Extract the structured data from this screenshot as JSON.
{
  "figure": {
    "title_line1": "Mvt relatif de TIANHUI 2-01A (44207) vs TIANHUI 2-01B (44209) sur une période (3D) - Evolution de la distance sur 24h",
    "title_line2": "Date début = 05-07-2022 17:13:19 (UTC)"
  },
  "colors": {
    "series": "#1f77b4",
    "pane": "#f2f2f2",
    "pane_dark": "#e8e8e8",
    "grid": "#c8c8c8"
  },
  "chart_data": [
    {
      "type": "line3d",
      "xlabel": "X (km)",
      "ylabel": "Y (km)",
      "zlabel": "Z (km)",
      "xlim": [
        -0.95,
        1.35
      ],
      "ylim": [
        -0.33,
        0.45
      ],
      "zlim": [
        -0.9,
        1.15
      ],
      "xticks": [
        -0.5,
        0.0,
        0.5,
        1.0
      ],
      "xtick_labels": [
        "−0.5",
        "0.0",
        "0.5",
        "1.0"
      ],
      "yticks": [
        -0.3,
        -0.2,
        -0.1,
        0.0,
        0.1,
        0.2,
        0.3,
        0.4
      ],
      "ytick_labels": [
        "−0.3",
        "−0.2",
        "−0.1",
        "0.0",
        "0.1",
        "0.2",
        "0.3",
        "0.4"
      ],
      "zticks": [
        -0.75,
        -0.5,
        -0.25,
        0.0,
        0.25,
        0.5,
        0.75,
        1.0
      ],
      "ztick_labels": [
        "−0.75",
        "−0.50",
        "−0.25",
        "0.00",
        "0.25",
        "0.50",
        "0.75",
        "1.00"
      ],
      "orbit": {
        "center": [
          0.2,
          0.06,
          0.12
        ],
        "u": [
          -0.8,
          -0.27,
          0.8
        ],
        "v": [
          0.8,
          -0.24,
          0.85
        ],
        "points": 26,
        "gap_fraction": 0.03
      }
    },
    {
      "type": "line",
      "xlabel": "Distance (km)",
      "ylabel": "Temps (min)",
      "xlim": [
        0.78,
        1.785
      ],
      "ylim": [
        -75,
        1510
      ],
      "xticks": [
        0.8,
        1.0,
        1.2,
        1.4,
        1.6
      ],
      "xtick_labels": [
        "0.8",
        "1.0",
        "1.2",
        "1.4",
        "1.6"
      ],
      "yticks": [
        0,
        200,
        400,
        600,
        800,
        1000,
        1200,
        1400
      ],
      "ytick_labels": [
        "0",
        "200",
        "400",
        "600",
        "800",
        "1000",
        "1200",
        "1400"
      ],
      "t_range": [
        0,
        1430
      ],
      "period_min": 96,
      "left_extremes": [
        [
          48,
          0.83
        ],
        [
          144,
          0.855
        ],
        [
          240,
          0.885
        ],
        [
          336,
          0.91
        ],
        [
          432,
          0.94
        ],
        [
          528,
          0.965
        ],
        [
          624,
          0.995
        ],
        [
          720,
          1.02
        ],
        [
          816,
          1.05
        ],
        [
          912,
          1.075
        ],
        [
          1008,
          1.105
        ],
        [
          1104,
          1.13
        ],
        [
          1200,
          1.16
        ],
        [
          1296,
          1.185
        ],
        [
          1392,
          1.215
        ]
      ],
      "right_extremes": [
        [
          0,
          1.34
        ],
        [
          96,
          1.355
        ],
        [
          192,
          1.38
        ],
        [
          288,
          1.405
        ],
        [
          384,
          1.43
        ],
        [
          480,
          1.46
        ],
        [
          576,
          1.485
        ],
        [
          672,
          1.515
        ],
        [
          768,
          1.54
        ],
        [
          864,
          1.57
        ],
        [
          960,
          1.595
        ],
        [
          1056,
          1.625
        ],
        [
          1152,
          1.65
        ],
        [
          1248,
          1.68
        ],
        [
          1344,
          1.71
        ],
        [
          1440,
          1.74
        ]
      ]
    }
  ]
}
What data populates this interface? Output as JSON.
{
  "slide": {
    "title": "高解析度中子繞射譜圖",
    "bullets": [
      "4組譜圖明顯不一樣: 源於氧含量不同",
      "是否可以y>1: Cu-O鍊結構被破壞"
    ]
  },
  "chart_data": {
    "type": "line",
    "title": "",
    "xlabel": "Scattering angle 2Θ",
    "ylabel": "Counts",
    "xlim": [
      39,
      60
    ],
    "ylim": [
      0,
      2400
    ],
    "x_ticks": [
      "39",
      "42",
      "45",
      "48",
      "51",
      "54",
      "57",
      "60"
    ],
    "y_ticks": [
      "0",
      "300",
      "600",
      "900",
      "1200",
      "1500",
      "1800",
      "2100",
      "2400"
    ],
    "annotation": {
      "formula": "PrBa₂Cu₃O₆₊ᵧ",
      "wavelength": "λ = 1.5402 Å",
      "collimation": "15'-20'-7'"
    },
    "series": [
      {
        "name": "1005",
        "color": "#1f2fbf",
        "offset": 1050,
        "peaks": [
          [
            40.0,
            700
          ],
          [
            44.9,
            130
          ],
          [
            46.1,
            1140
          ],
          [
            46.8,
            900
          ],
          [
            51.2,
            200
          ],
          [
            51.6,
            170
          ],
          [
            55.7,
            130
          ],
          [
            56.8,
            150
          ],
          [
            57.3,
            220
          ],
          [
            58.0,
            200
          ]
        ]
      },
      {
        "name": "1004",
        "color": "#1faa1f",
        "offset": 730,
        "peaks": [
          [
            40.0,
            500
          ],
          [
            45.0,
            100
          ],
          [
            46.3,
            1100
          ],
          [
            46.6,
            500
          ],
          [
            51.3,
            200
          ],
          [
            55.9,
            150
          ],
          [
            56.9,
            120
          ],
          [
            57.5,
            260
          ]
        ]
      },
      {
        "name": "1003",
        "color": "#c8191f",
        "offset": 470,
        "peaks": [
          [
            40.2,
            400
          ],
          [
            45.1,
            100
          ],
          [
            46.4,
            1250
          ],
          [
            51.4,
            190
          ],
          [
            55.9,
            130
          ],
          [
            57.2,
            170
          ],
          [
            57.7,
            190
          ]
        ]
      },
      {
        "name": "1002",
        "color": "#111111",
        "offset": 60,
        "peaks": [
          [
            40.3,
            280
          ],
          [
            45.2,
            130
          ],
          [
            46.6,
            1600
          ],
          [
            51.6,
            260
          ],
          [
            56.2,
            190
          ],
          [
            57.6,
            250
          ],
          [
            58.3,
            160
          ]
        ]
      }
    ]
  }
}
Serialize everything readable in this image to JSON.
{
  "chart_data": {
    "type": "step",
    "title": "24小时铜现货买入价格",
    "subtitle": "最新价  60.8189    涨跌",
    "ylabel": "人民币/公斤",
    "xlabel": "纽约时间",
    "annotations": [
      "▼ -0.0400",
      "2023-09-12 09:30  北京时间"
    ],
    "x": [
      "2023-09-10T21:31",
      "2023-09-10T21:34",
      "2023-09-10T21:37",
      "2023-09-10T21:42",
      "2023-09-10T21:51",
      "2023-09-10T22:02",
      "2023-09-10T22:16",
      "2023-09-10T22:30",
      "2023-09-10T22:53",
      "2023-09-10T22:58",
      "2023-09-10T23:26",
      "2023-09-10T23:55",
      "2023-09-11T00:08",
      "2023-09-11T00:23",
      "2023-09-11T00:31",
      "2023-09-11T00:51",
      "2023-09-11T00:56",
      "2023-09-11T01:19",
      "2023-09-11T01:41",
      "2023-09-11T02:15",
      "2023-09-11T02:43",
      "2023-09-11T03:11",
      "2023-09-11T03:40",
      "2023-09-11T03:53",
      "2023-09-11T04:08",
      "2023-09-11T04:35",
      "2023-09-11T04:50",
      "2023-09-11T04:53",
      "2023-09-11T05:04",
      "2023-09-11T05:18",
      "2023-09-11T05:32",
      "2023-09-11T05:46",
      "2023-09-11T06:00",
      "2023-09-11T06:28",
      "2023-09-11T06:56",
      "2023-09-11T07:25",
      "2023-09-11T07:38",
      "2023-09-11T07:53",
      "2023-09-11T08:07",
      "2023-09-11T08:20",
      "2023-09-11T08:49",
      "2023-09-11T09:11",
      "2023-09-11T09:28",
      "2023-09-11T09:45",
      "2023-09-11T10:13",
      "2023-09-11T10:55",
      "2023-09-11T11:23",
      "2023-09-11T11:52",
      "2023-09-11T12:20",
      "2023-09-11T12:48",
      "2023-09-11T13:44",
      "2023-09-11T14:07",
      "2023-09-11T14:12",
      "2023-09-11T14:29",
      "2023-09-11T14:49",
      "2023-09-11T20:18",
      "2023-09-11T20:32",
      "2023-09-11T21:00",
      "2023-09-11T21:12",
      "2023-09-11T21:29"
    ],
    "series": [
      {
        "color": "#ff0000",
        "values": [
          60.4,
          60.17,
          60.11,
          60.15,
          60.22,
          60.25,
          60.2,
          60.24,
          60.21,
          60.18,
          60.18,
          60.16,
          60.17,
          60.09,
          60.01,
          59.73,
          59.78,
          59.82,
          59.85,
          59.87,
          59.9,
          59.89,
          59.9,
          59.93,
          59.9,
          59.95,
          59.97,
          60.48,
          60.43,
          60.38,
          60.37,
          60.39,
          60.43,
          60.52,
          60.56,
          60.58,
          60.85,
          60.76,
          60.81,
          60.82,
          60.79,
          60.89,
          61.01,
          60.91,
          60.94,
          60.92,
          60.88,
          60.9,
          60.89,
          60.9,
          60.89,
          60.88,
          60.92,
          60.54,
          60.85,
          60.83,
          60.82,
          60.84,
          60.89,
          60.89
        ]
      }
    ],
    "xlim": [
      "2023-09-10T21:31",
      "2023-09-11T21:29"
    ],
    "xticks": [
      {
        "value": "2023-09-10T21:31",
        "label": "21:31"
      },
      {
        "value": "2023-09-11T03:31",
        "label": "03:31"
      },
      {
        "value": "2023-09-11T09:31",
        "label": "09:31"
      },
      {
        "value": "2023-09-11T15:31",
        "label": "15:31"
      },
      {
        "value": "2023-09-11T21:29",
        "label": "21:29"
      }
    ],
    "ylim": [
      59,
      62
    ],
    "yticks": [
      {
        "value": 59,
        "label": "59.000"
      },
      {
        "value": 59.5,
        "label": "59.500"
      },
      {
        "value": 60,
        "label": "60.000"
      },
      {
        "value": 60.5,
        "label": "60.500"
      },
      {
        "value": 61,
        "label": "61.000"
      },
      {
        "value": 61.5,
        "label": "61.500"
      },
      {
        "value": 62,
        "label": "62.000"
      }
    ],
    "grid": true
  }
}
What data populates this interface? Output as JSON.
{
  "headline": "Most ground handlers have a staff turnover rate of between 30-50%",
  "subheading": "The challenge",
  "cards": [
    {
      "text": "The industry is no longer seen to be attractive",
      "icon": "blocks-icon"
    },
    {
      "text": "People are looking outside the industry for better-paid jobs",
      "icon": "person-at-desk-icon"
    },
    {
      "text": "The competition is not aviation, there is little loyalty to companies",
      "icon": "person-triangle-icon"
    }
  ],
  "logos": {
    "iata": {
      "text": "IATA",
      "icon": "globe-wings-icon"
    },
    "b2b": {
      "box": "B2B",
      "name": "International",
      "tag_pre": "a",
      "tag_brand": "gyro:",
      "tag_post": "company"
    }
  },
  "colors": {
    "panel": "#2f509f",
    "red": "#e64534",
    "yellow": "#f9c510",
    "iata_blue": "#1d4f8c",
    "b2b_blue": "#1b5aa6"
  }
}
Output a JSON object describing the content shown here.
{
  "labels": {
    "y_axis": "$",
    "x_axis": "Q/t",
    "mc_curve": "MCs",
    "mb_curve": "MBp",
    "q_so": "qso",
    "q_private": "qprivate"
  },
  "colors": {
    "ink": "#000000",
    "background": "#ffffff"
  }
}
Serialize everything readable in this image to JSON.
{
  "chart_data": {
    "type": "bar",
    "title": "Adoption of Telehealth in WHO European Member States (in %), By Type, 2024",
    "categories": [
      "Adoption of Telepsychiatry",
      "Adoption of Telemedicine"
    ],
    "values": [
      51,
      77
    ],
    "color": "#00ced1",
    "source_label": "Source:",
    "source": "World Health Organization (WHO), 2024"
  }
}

- **Task goal**
Search the material above for "industry". Pull out each line where it shows up.

- **Exercise answer**
      "text": "The industry is no longer seen to be attractive",
      "text": "People are looking outside the industry for better-paid jobs",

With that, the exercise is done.